[Stored data]
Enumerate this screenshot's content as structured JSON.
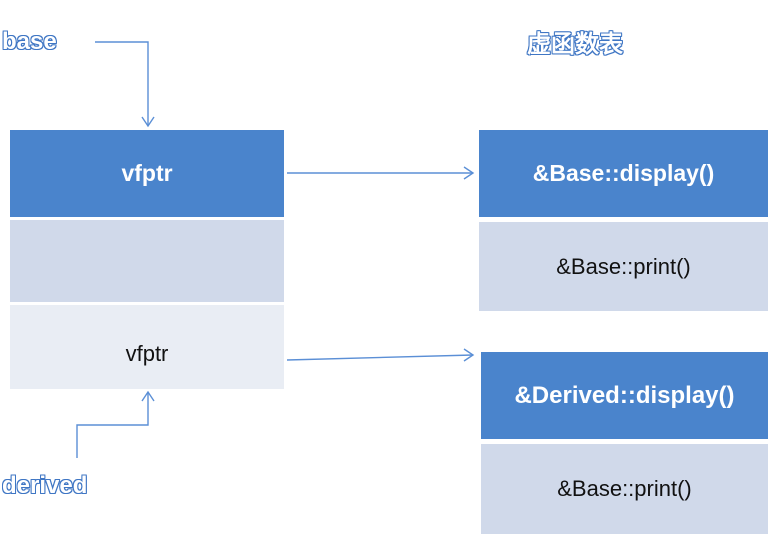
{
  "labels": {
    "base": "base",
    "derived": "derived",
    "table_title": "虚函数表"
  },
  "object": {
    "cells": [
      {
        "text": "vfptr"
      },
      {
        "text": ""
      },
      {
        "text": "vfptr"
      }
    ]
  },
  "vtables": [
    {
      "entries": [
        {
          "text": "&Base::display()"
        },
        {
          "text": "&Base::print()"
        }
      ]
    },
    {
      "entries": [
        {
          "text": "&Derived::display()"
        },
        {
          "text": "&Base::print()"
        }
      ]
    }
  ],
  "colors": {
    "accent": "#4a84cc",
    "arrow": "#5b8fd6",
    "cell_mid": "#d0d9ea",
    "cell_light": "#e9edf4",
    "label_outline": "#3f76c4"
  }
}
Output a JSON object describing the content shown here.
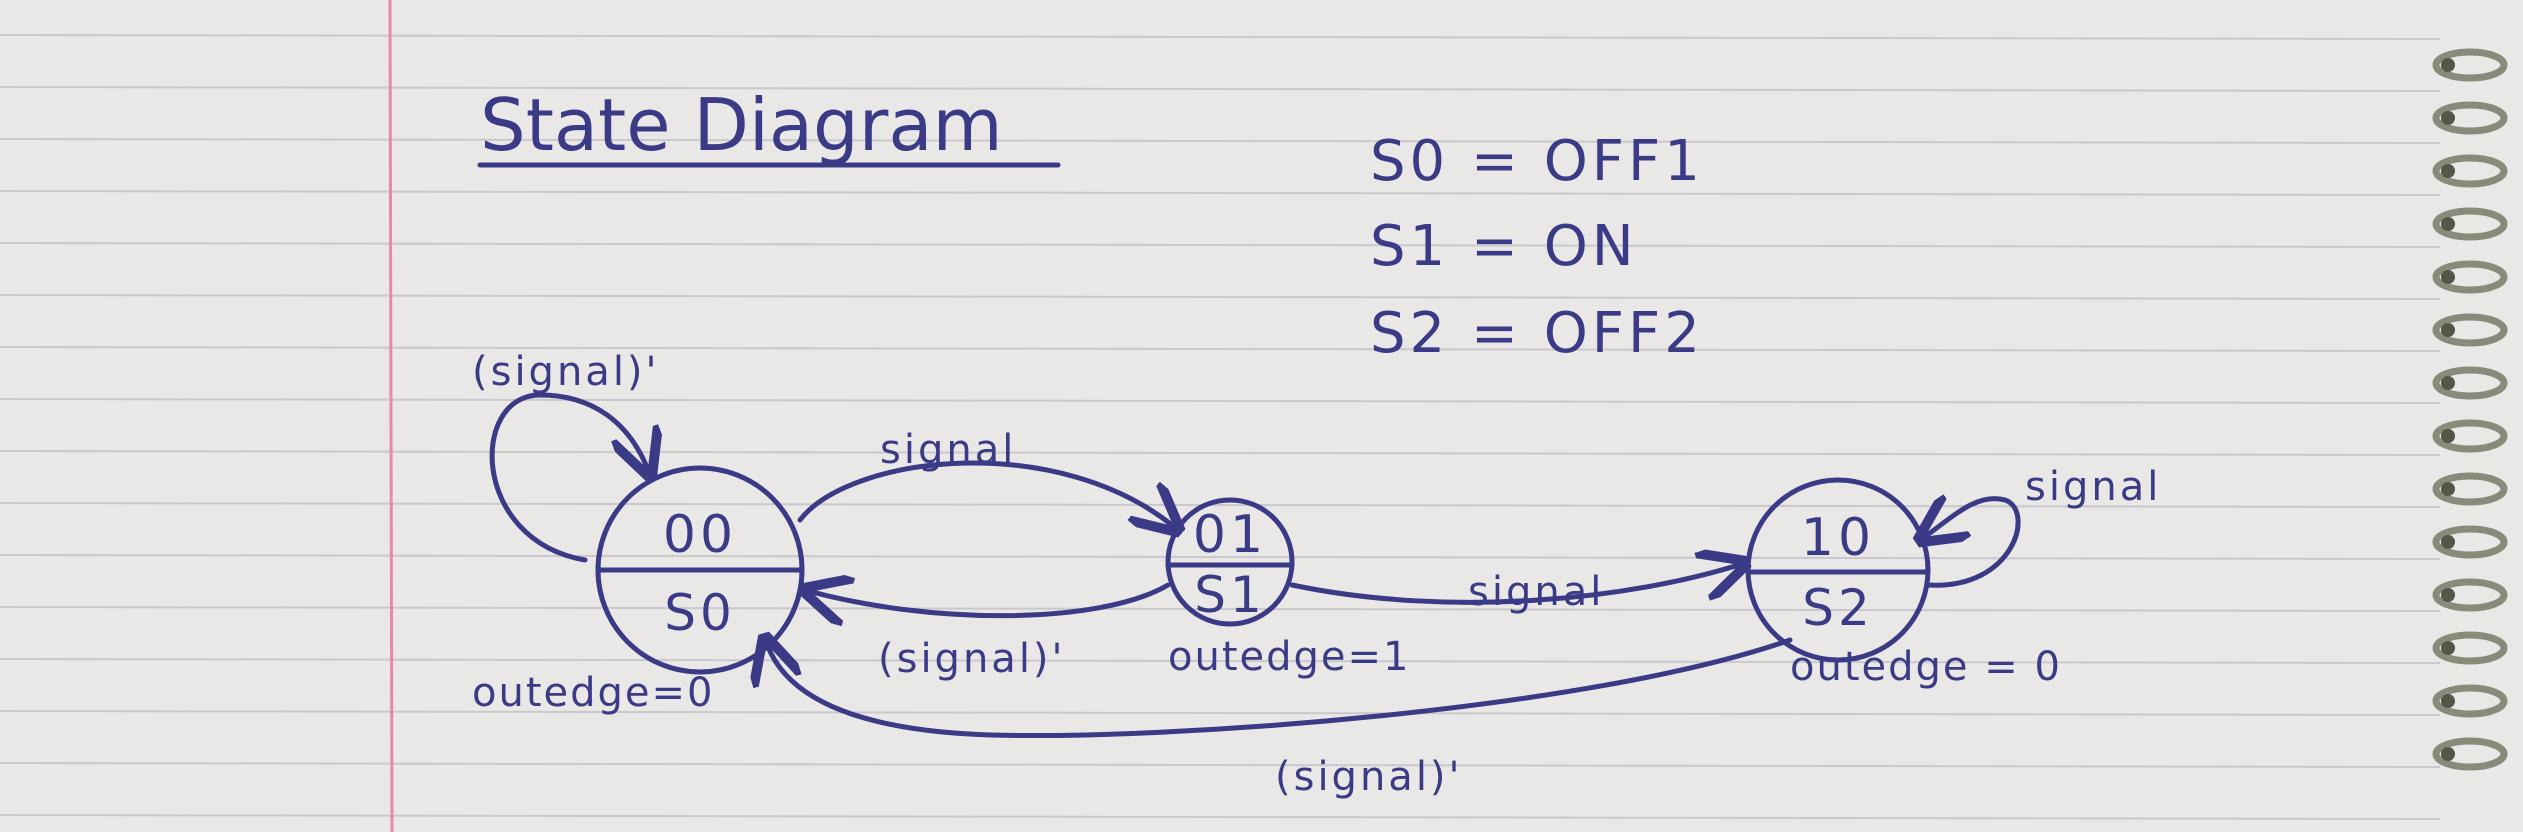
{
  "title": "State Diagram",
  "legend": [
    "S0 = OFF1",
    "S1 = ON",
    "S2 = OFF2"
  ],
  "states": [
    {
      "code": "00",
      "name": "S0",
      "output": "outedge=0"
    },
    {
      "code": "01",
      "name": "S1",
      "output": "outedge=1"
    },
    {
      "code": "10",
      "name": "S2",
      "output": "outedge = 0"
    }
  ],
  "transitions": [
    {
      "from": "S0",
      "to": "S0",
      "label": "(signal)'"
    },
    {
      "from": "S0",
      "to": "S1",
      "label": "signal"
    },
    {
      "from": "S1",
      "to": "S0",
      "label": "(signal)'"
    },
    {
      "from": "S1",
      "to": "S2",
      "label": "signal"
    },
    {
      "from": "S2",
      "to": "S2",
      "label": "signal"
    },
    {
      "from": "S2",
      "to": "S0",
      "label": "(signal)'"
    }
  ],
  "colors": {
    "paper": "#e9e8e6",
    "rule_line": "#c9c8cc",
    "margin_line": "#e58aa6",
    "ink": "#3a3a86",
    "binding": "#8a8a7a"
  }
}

__WORK INSTRUCTIONS__
Copy the listing exactly. Any image in it stays out of the copy.

__WORKED ANSWER__
Enumerate this screenshot's content as structured JSON.
{
  "labels": {
    "base": "base",
    "derived": "derived",
    "table_title": "虚函数表"
  },
  "object": {
    "cells": [
      {
        "text": "vfptr"
      },
      {
        "text": ""
      },
      {
        "text": "vfptr"
      }
    ]
  },
  "vtables": [
    {
      "entries": [
        {
          "text": "&Base::display()"
        },
        {
          "text": "&Base::print()"
        }
      ]
    },
    {
      "entries": [
        {
          "text": "&Derived::display()"
        },
        {
          "text": "&Base::print()"
        }
      ]
    }
  ],
  "colors": {
    "accent": "#4a84cc",
    "arrow": "#5b8fd6",
    "cell_mid": "#d0d9ea",
    "cell_light": "#e9edf4",
    "label_outline": "#3f76c4"
  }
}
Output a JSON object describing the content shown here.
{
  "title": "State Diagram",
  "legend": [
    "S0 = OFF1",
    "S1 = ON",
    "S2 = OFF2"
  ],
  "states": [
    {
      "code": "00",
      "name": "S0",
      "output": "outedge=0"
    },
    {
      "code": "01",
      "name": "S1",
      "output": "outedge=1"
    },
    {
      "code": "10",
      "name": "S2",
      "output": "outedge = 0"
    }
  ],
  "transitions": [
    {
      "from": "S0",
      "to": "S0",
      "label": "(signal)'"
    },
    {
      "from": "S0",
      "to": "S1",
      "label": "signal"
    },
    {
      "from": "S1",
      "to": "S0",
      "label": "(signal)'"
    },
    {
      "from": "S1",
      "to": "S2",
      "label": "signal"
    },
    {
      "from": "S2",
      "to": "S2",
      "label": "signal"
    },
    {
      "from": "S2",
      "to": "S0",
      "label": "(signal)'"
    }
  ],
  "colors": {
    "paper": "#e9e8e6",
    "rule_line": "#c9c8cc",
    "margin_line": "#e58aa6",
    "ink": "#3a3a86",
    "binding": "#8a8a7a"
  }
}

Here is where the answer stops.